### Available data
◆ ◆ ◆ ◆

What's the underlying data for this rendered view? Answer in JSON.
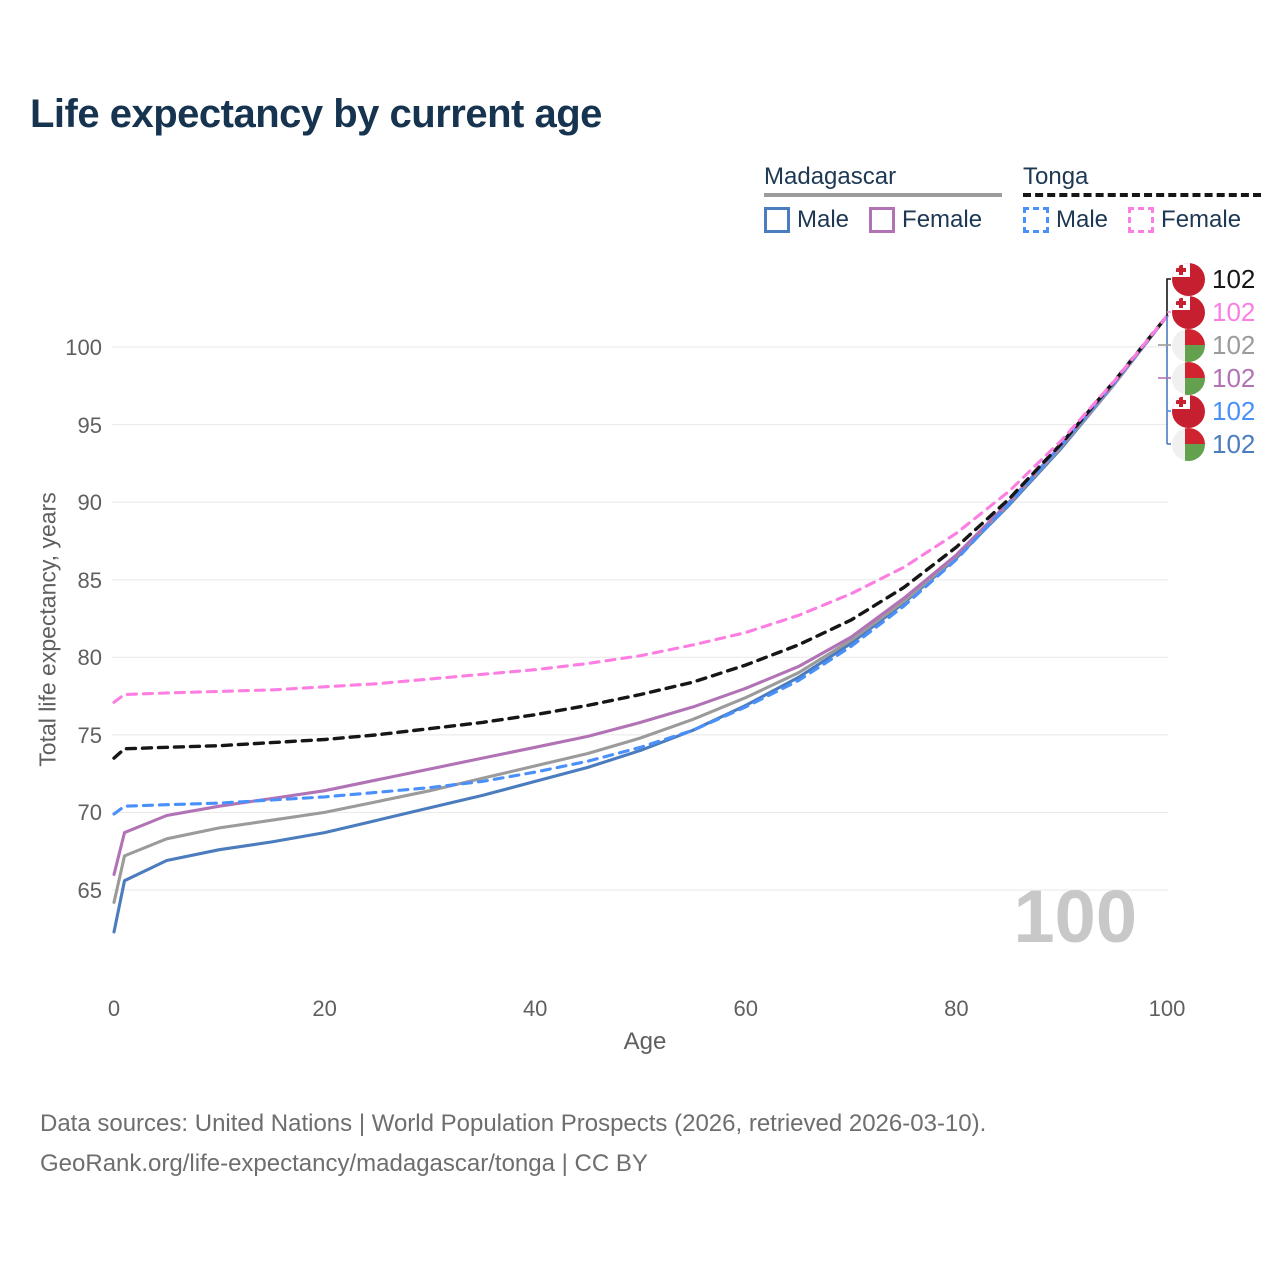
{
  "title": "Life expectancy by current age",
  "legend": {
    "groups": [
      {
        "label": "Madagascar",
        "line_style": "solid",
        "line_color": "#9b9b9b",
        "items": [
          {
            "label": "Male",
            "color": "#4a7cbe",
            "dashed": false
          },
          {
            "label": "Female",
            "color": "#b173b5",
            "dashed": false
          }
        ]
      },
      {
        "label": "Tonga",
        "line_style": "dashed",
        "line_color": "#161616",
        "items": [
          {
            "label": "Male",
            "color": "#4a90fb",
            "dashed": true
          },
          {
            "label": "Female",
            "color": "#fc7ee2",
            "dashed": true
          }
        ]
      }
    ]
  },
  "chart_data": {
    "type": "line",
    "title": "Life expectancy by current age",
    "xlabel": "Age",
    "ylabel": "Total life expectancy, years",
    "xlim": [
      0,
      100
    ],
    "ylim": [
      61,
      103
    ],
    "xticks": [
      0,
      20,
      40,
      60,
      80,
      100
    ],
    "yticks": [
      65,
      70,
      75,
      80,
      85,
      90,
      95,
      100
    ],
    "grid": "horizontal",
    "legend_position": "top-right",
    "age_counter_watermark": "100",
    "x_ages": [
      0,
      1,
      5,
      10,
      15,
      20,
      25,
      30,
      35,
      40,
      45,
      50,
      55,
      60,
      65,
      70,
      75,
      80,
      85,
      90,
      95,
      100
    ],
    "series": [
      {
        "id": "madagascar-male",
        "name": "Madagascar Male",
        "color": "#4a7cbe",
        "dash": "solid",
        "values": [
          62.3,
          65.6,
          66.9,
          67.6,
          68.1,
          68.7,
          69.5,
          70.3,
          71.1,
          72.0,
          72.9,
          74.0,
          75.3,
          76.9,
          78.7,
          80.9,
          83.5,
          86.4,
          89.8,
          93.5,
          97.6,
          102
        ]
      },
      {
        "id": "madagascar-both",
        "name": "Madagascar",
        "color": "#9b9b9b",
        "dash": "solid",
        "values": [
          64.2,
          67.2,
          68.3,
          69.0,
          69.5,
          70.0,
          70.7,
          71.4,
          72.2,
          73.0,
          73.8,
          74.8,
          76.0,
          77.4,
          79.0,
          81.1,
          83.6,
          86.5,
          89.9,
          93.6,
          97.6,
          102
        ]
      },
      {
        "id": "madagascar-female",
        "name": "Madagascar Female",
        "color": "#b173b5",
        "dash": "solid",
        "values": [
          66.0,
          68.7,
          69.8,
          70.4,
          70.9,
          71.4,
          72.1,
          72.8,
          73.5,
          74.2,
          74.9,
          75.8,
          76.8,
          78.0,
          79.4,
          81.3,
          83.8,
          86.6,
          90.0,
          93.7,
          97.7,
          102
        ]
      },
      {
        "id": "tonga-male",
        "name": "Tonga Male",
        "color": "#4a90fb",
        "dash": "dashed",
        "values": [
          69.9,
          70.4,
          70.5,
          70.6,
          70.8,
          71.0,
          71.3,
          71.6,
          72.0,
          72.6,
          73.3,
          74.2,
          75.3,
          76.8,
          78.5,
          80.7,
          83.3,
          86.3,
          89.9,
          93.7,
          97.7,
          102
        ]
      },
      {
        "id": "tonga-both",
        "name": "Tonga",
        "color": "#161616",
        "dash": "dashed",
        "values": [
          73.5,
          74.1,
          74.2,
          74.3,
          74.5,
          74.7,
          75.0,
          75.4,
          75.8,
          76.3,
          76.9,
          77.6,
          78.4,
          79.5,
          80.8,
          82.4,
          84.5,
          87.1,
          90.2,
          93.8,
          97.8,
          102
        ]
      },
      {
        "id": "tonga-female",
        "name": "Tonga Female",
        "color": "#fc7ee2",
        "dash": "dashed",
        "values": [
          77.1,
          77.6,
          77.7,
          77.8,
          77.9,
          78.1,
          78.3,
          78.6,
          78.9,
          79.2,
          79.6,
          80.1,
          80.8,
          81.6,
          82.7,
          84.1,
          85.8,
          88.0,
          90.7,
          94.0,
          97.8,
          102
        ]
      }
    ],
    "end_labels": [
      {
        "flag": "tonga",
        "value": "102",
        "color": "#161616",
        "series": "tonga-both"
      },
      {
        "flag": "tonga",
        "value": "102",
        "color": "#fc7ee2",
        "series": "tonga-female"
      },
      {
        "flag": "madagascar",
        "value": "102",
        "color": "#9b9b9b",
        "series": "madagascar-both"
      },
      {
        "flag": "madagascar",
        "value": "102",
        "color": "#b173b5",
        "series": "madagascar-female"
      },
      {
        "flag": "tonga",
        "value": "102",
        "color": "#4a90fb",
        "series": "tonga-male"
      },
      {
        "flag": "madagascar",
        "value": "102",
        "color": "#4a7cbe",
        "series": "madagascar-male"
      }
    ]
  },
  "flag_colors": {
    "tonga_red": "#c51f30",
    "madagascar_white": "#f0f0f0",
    "madagascar_red": "#cf2330",
    "madagascar_green": "#63a14f"
  },
  "footer": {
    "line1": "Data sources: United Nations | World Population Prospects (2026, retrieved 2026-03-10).",
    "line2": "GeoRank.org/life-expectancy/madagascar/tonga | CC BY"
  }
}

◆ ◆ ◆ ◆

### Aim
Working from the lines above, reproduce the material exactly and exclude its pictures.

### Task result
What's the underlying data for this rendered view? Answer in JSON.
{
  "title": "Life expectancy by current age",
  "legend": {
    "groups": [
      {
        "label": "Madagascar",
        "line_style": "solid",
        "line_color": "#9b9b9b",
        "items": [
          {
            "label": "Male",
            "color": "#4a7cbe",
            "dashed": false
          },
          {
            "label": "Female",
            "color": "#b173b5",
            "dashed": false
          }
        ]
      },
      {
        "label": "Tonga",
        "line_style": "dashed",
        "line_color": "#161616",
        "items": [
          {
            "label": "Male",
            "color": "#4a90fb",
            "dashed": true
          },
          {
            "label": "Female",
            "color": "#fc7ee2",
            "dashed": true
          }
        ]
      }
    ]
  },
  "chart_data": {
    "type": "line",
    "title": "Life expectancy by current age",
    "xlabel": "Age",
    "ylabel": "Total life expectancy, years",
    "xlim": [
      0,
      100
    ],
    "ylim": [
      61,
      103
    ],
    "xticks": [
      0,
      20,
      40,
      60,
      80,
      100
    ],
    "yticks": [
      65,
      70,
      75,
      80,
      85,
      90,
      95,
      100
    ],
    "grid": "horizontal",
    "legend_position": "top-right",
    "age_counter_watermark": "100",
    "x_ages": [
      0,
      1,
      5,
      10,
      15,
      20,
      25,
      30,
      35,
      40,
      45,
      50,
      55,
      60,
      65,
      70,
      75,
      80,
      85,
      90,
      95,
      100
    ],
    "series": [
      {
        "id": "madagascar-male",
        "name": "Madagascar Male",
        "color": "#4a7cbe",
        "dash": "solid",
        "values": [
          62.3,
          65.6,
          66.9,
          67.6,
          68.1,
          68.7,
          69.5,
          70.3,
          71.1,
          72.0,
          72.9,
          74.0,
          75.3,
          76.9,
          78.7,
          80.9,
          83.5,
          86.4,
          89.8,
          93.5,
          97.6,
          102
        ]
      },
      {
        "id": "madagascar-both",
        "name": "Madagascar",
        "color": "#9b9b9b",
        "dash": "solid",
        "values": [
          64.2,
          67.2,
          68.3,
          69.0,
          69.5,
          70.0,
          70.7,
          71.4,
          72.2,
          73.0,
          73.8,
          74.8,
          76.0,
          77.4,
          79.0,
          81.1,
          83.6,
          86.5,
          89.9,
          93.6,
          97.6,
          102
        ]
      },
      {
        "id": "madagascar-female",
        "name": "Madagascar Female",
        "color": "#b173b5",
        "dash": "solid",
        "values": [
          66.0,
          68.7,
          69.8,
          70.4,
          70.9,
          71.4,
          72.1,
          72.8,
          73.5,
          74.2,
          74.9,
          75.8,
          76.8,
          78.0,
          79.4,
          81.3,
          83.8,
          86.6,
          90.0,
          93.7,
          97.7,
          102
        ]
      },
      {
        "id": "tonga-male",
        "name": "Tonga Male",
        "color": "#4a90fb",
        "dash": "dashed",
        "values": [
          69.9,
          70.4,
          70.5,
          70.6,
          70.8,
          71.0,
          71.3,
          71.6,
          72.0,
          72.6,
          73.3,
          74.2,
          75.3,
          76.8,
          78.5,
          80.7,
          83.3,
          86.3,
          89.9,
          93.7,
          97.7,
          102
        ]
      },
      {
        "id": "tonga-both",
        "name": "Tonga",
        "color": "#161616",
        "dash": "dashed",
        "values": [
          73.5,
          74.1,
          74.2,
          74.3,
          74.5,
          74.7,
          75.0,
          75.4,
          75.8,
          76.3,
          76.9,
          77.6,
          78.4,
          79.5,
          80.8,
          82.4,
          84.5,
          87.1,
          90.2,
          93.8,
          97.8,
          102
        ]
      },
      {
        "id": "tonga-female",
        "name": "Tonga Female",
        "color": "#fc7ee2",
        "dash": "dashed",
        "values": [
          77.1,
          77.6,
          77.7,
          77.8,
          77.9,
          78.1,
          78.3,
          78.6,
          78.9,
          79.2,
          79.6,
          80.1,
          80.8,
          81.6,
          82.7,
          84.1,
          85.8,
          88.0,
          90.7,
          94.0,
          97.8,
          102
        ]
      }
    ],
    "end_labels": [
      {
        "flag": "tonga",
        "value": "102",
        "color": "#161616",
        "series": "tonga-both"
      },
      {
        "flag": "tonga",
        "value": "102",
        "color": "#fc7ee2",
        "series": "tonga-female"
      },
      {
        "flag": "madagascar",
        "value": "102",
        "color": "#9b9b9b",
        "series": "madagascar-both"
      },
      {
        "flag": "madagascar",
        "value": "102",
        "color": "#b173b5",
        "series": "madagascar-female"
      },
      {
        "flag": "tonga",
        "value": "102",
        "color": "#4a90fb",
        "series": "tonga-male"
      },
      {
        "flag": "madagascar",
        "value": "102",
        "color": "#4a7cbe",
        "series": "madagascar-male"
      }
    ]
  },
  "flag_colors": {
    "tonga_red": "#c51f30",
    "madagascar_white": "#f0f0f0",
    "madagascar_red": "#cf2330",
    "madagascar_green": "#63a14f"
  },
  "footer": {
    "line1": "Data sources: United Nations | World Population Prospects (2026, retrieved 2026-03-10).",
    "line2": "GeoRank.org/life-expectancy/madagascar/tonga | CC BY"
  }
}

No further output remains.